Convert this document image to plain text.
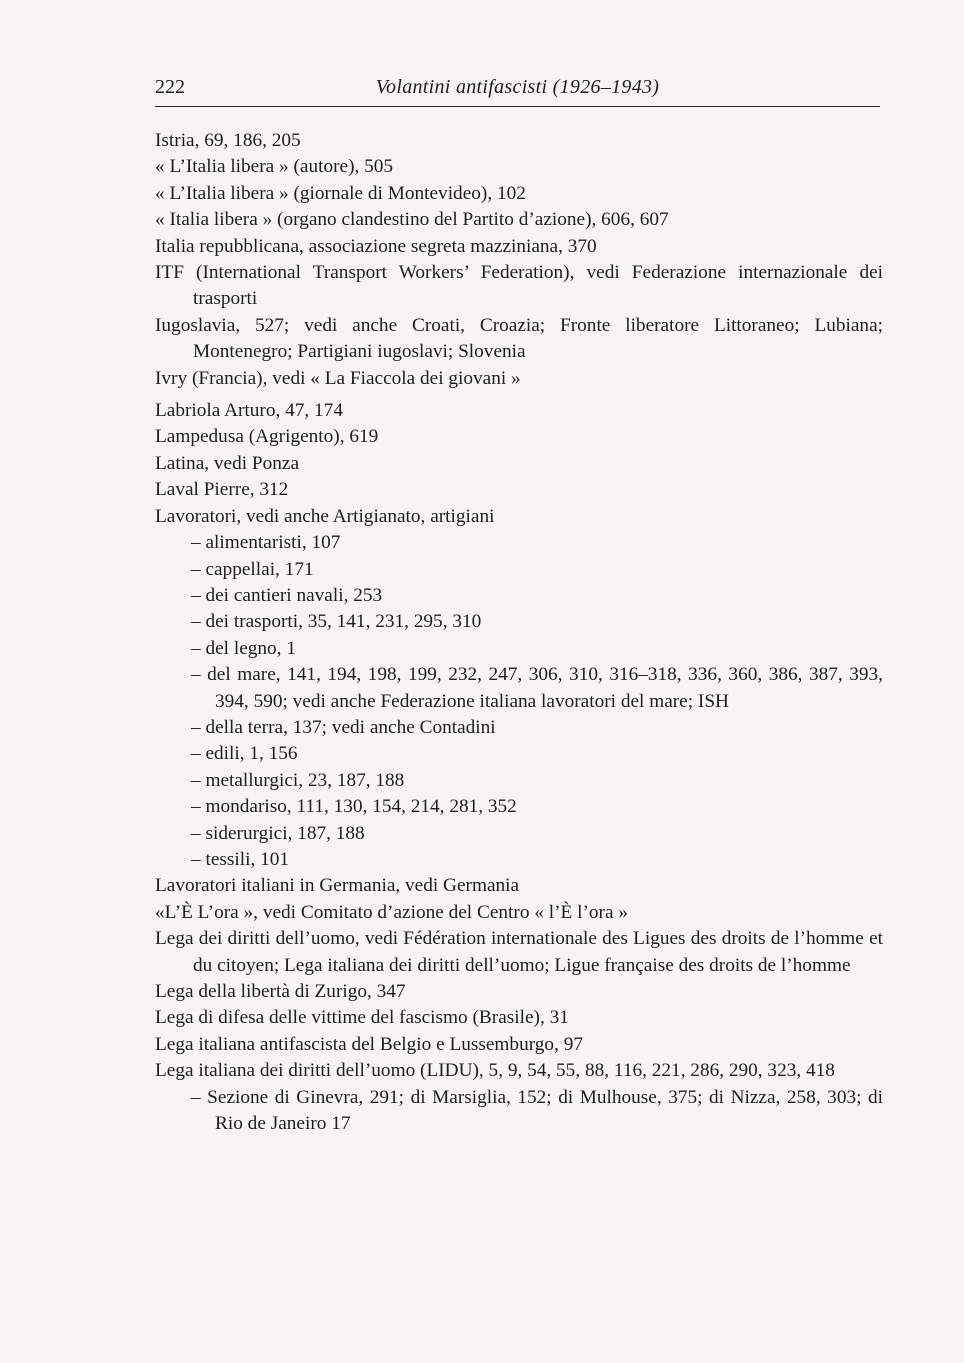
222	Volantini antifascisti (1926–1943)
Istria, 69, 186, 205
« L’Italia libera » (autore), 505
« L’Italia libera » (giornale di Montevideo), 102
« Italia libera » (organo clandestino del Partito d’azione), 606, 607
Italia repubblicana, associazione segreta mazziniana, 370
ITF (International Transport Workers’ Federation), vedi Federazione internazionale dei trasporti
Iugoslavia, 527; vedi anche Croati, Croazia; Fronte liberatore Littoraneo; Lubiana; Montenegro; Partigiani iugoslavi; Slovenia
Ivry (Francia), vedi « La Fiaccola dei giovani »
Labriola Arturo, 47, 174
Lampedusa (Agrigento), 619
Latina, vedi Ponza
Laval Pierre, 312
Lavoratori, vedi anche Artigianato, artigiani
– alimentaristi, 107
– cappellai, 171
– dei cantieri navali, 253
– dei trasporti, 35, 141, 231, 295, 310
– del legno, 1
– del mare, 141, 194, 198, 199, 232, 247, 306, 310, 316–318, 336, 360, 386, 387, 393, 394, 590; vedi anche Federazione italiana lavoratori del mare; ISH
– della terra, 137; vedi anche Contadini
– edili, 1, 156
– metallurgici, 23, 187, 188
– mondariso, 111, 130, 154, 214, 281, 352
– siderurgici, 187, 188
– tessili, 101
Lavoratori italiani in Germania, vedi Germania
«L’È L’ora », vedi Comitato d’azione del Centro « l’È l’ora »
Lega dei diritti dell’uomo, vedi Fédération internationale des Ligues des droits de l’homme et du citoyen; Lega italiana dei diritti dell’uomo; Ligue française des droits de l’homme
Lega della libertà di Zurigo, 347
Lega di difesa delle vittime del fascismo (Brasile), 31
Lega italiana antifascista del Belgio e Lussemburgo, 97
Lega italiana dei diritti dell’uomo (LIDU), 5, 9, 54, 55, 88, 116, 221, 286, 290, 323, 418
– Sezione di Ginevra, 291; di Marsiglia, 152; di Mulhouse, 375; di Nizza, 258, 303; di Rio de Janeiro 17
-=-=-=-=-
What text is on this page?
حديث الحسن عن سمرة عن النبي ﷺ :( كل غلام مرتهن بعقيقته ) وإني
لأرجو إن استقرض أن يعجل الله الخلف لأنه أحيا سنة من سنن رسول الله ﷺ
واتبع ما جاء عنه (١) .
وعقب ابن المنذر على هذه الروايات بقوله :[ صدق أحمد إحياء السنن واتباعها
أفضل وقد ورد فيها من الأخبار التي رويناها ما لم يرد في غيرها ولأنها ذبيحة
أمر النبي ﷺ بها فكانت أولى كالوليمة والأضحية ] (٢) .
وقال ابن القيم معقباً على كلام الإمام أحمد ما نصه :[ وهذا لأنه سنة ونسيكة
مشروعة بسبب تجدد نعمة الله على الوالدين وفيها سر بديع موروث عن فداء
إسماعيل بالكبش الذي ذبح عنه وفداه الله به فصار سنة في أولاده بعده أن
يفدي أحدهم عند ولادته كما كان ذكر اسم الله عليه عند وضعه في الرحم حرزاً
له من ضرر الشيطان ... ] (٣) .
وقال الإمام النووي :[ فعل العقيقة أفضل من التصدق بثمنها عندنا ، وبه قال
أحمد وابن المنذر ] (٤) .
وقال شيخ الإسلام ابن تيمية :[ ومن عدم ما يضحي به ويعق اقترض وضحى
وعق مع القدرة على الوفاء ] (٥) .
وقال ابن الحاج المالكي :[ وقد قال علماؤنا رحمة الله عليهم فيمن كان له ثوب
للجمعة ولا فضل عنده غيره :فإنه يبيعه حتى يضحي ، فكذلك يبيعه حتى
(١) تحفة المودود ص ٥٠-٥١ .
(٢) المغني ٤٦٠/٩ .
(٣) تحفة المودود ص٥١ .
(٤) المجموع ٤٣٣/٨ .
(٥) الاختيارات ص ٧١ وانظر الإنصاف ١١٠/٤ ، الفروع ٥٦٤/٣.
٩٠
-=-=-=-=-
> THE TASK
How many lines in the records above contain the word "della"? Reply with the number and nothing more.

> TASK RESPONSE
2